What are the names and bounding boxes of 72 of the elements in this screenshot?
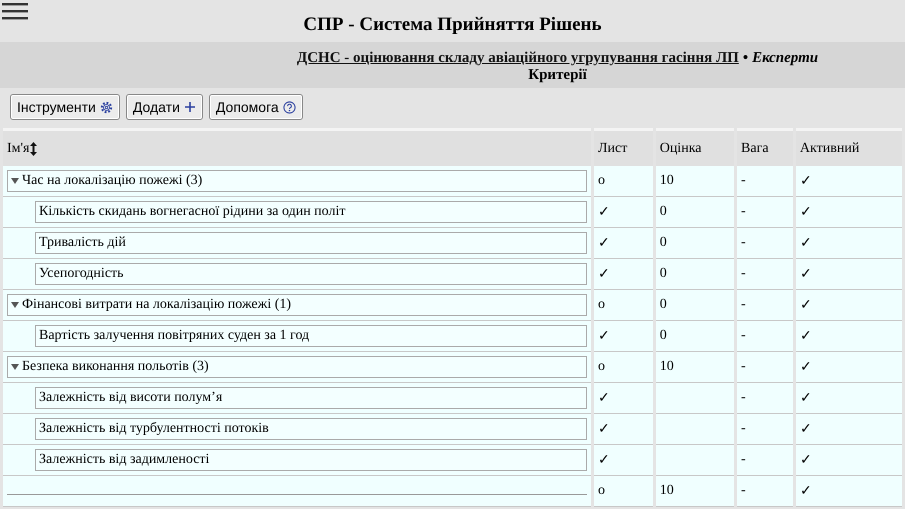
table-cell: - (737, 290, 793, 321)
criterion-row[interactable]: Залежність від задимленості (35, 449, 587, 471)
column-header[interactable]: Активний (796, 128, 902, 166)
table-cell: ✓ (796, 445, 902, 476)
table-cell: - (737, 445, 793, 476)
column-header[interactable]: Ім'я (3, 128, 591, 166)
table-cell: 0 (656, 290, 734, 321)
separator: • (742, 50, 748, 67)
table-cell: ✓ (796, 476, 902, 507)
table-cell: 0 (656, 321, 734, 352)
project-link[interactable]: ДСНС - оцінювання складу авіаційного угрупування гасіння ЛП (296, 50, 739, 67)
table-cell: - (737, 414, 793, 445)
table-cell: ✓ (796, 166, 902, 197)
expand-icon[interactable] (11, 177, 19, 185)
table-cell: - (737, 228, 793, 259)
table-cell: 10 (656, 166, 734, 197)
toolbar-button[interactable]: Додати (126, 94, 203, 120)
table-cell: o (594, 476, 653, 507)
table-cell: - (737, 383, 793, 414)
gear-icon (100, 100, 113, 114)
table-cell: ✓ (796, 321, 902, 352)
column-header[interactable]: Лист (594, 128, 653, 166)
table-cell: ✓ (594, 228, 653, 259)
expand-icon[interactable] (11, 301, 19, 309)
table-cell: o (594, 166, 653, 197)
column-header[interactable]: Оцінка (656, 128, 734, 166)
criterion-row[interactable]: Залежність від висоти полум’я (35, 387, 587, 409)
menu-icon[interactable] (2, 2, 28, 20)
table-cell: 10 (656, 352, 734, 383)
table-cell: ✓ (796, 383, 902, 414)
toolbar-button[interactable]: Допомога (208, 94, 303, 120)
table-cell: - (737, 259, 793, 290)
table-cell: ✓ (796, 414, 902, 445)
table-cell: ✓ (594, 383, 653, 414)
table-cell: ✓ (594, 259, 653, 290)
table-cell: o (594, 352, 653, 383)
criterion-row[interactable]: Усепогодність (35, 263, 587, 285)
expand-icon[interactable] (11, 363, 19, 371)
criterion-row[interactable]: Тривалість дій (35, 232, 587, 254)
table-cell: o (594, 290, 653, 321)
table-cell: - (737, 197, 793, 228)
table-cell: ✓ (796, 352, 902, 383)
table-cell: 0 (656, 259, 734, 290)
table-cell: ✓ (796, 197, 902, 228)
table-cell: 10 (656, 476, 734, 507)
table-cell: ✓ (594, 414, 653, 445)
page-title: Критерії (527, 67, 588, 84)
group-row[interactable]: Фінансові витрати на локалізацію пожежі (1) (7, 294, 587, 316)
help-icon (282, 100, 296, 114)
section-label: Експерти (752, 50, 818, 67)
table-cell: - (737, 352, 793, 383)
criterion-row[interactable]: Вартість залучення повітряних суден за 1 год (35, 325, 587, 347)
table-cell: ✓ (594, 445, 653, 476)
column-header[interactable]: Вага (737, 128, 793, 166)
table-cell: ✓ (796, 259, 902, 290)
table-cell: - (737, 166, 793, 197)
sort-icon (30, 142, 38, 156)
table-cell: 0 (656, 228, 734, 259)
table-cell: - (737, 321, 793, 352)
table-cell: ✓ (796, 228, 902, 259)
app-title: СПР - Система Прийняття Рішень (303, 14, 602, 36)
criterion-row[interactable]: Залежність від турбулентності потоків (35, 418, 587, 440)
table-cell: ✓ (594, 321, 653, 352)
group-row[interactable]: Безпека виконання польотів (3) (7, 356, 587, 378)
table-cell: ✓ (594, 197, 653, 228)
toolbar-button[interactable]: Інструменти (10, 94, 120, 120)
plus-icon (184, 101, 196, 113)
table-cell: ✓ (796, 290, 902, 321)
table-cell: - (737, 476, 793, 507)
group-row[interactable]: Час на локалізацію пожежі (3) (7, 170, 587, 192)
table-cell: 0 (656, 197, 734, 228)
criterion-row[interactable]: Кількість скидань вогнегасної рідини за один політ (35, 201, 587, 223)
________________________________________
AIM:
Rewrite the rows above, changing every "table-cell" to "grid-cell" and leaving everything else as it is. Omit the pictures.

SOLUTION FOR THIS TASK:
What are the names and bounding boxes of 72 of the elements in this screenshot?
grid-cell: - (737, 290, 793, 321)
criterion-row[interactable]: Залежність від задимленості (35, 449, 587, 471)
column-header[interactable]: Активний (796, 128, 902, 166)
grid-cell: ✓ (796, 445, 902, 476)
grid-cell: - (737, 445, 793, 476)
column-header[interactable]: Ім'я (3, 128, 591, 166)
grid-cell: 0 (656, 290, 734, 321)
separator: • (742, 50, 748, 67)
grid-cell: ✓ (796, 476, 902, 507)
grid-cell: 0 (656, 321, 734, 352)
project-link[interactable]: ДСНС - оцінювання складу авіаційного угрупування гасіння ЛП (296, 50, 739, 67)
grid-cell: - (737, 414, 793, 445)
grid-cell: ✓ (796, 166, 902, 197)
expand-icon[interactable] (11, 177, 19, 185)
grid-cell: - (737, 228, 793, 259)
grid-cell: 10 (656, 166, 734, 197)
toolbar-button[interactable]: Додати (126, 94, 203, 120)
grid-cell: o (594, 476, 653, 507)
grid-cell: - (737, 383, 793, 414)
gear-icon (100, 100, 113, 114)
grid-cell: ✓ (796, 321, 902, 352)
column-header[interactable]: Лист (594, 128, 653, 166)
grid-cell: ✓ (594, 228, 653, 259)
expand-icon[interactable] (11, 301, 19, 309)
grid-cell: o (594, 166, 653, 197)
column-header[interactable]: Оцінка (656, 128, 734, 166)
criterion-row[interactable]: Залежність від висоти полум’я (35, 387, 587, 409)
menu-icon[interactable] (2, 2, 28, 20)
grid-cell: 10 (656, 352, 734, 383)
grid-cell: ✓ (796, 383, 902, 414)
toolbar-button[interactable]: Допомога (208, 94, 303, 120)
grid-cell: - (737, 259, 793, 290)
grid-cell: ✓ (796, 414, 902, 445)
grid-cell: ✓ (594, 383, 653, 414)
grid-cell: ✓ (594, 259, 653, 290)
grid-cell: o (594, 352, 653, 383)
criterion-row[interactable]: Усепогодність (35, 263, 587, 285)
expand-icon[interactable] (11, 363, 19, 371)
criterion-row[interactable]: Тривалість дій (35, 232, 587, 254)
grid-cell: o (594, 290, 653, 321)
grid-cell: - (737, 197, 793, 228)
grid-cell: ✓ (796, 352, 902, 383)
grid-cell: 0 (656, 259, 734, 290)
grid-cell: ✓ (796, 197, 902, 228)
grid-cell: 10 (656, 476, 734, 507)
grid-cell: ✓ (594, 414, 653, 445)
page-title: Критерії (527, 67, 588, 84)
group-row[interactable]: Фінансові витрати на локалізацію пожежі (1) (7, 294, 587, 316)
help-icon (282, 100, 296, 114)
section-label: Експерти (752, 50, 818, 67)
grid-cell: - (737, 352, 793, 383)
criterion-row[interactable]: Вартість залучення повітряних суден за 1 год (35, 325, 587, 347)
grid-cell: ✓ (594, 445, 653, 476)
column-header[interactable]: Вага (737, 128, 793, 166)
grid-cell: ✓ (796, 259, 902, 290)
grid-cell: - (737, 166, 793, 197)
sort-icon (30, 142, 38, 156)
grid-cell: 0 (656, 228, 734, 259)
grid-cell: - (737, 321, 793, 352)
grid-cell: ✓ (796, 228, 902, 259)
app-title: СПР - Система Прийняття Рішень (303, 14, 602, 36)
criterion-row[interactable]: Залежність від турбулентності потоків (35, 418, 587, 440)
grid-cell: ✓ (594, 321, 653, 352)
group-row[interactable]: Безпека виконання польотів (3) (7, 356, 587, 378)
grid-cell: ✓ (594, 197, 653, 228)
toolbar-button[interactable]: Інструменти (10, 94, 120, 120)
plus-icon (184, 101, 196, 113)
grid-cell: ✓ (796, 290, 902, 321)
grid-cell: - (737, 476, 793, 507)
group-row[interactable]: Час на локалізацію пожежі (3) (7, 170, 587, 192)
grid-cell: 0 (656, 197, 734, 228)
criterion-row[interactable]: Кількість скидань вогнегасної рідини за один політ (35, 201, 587, 223)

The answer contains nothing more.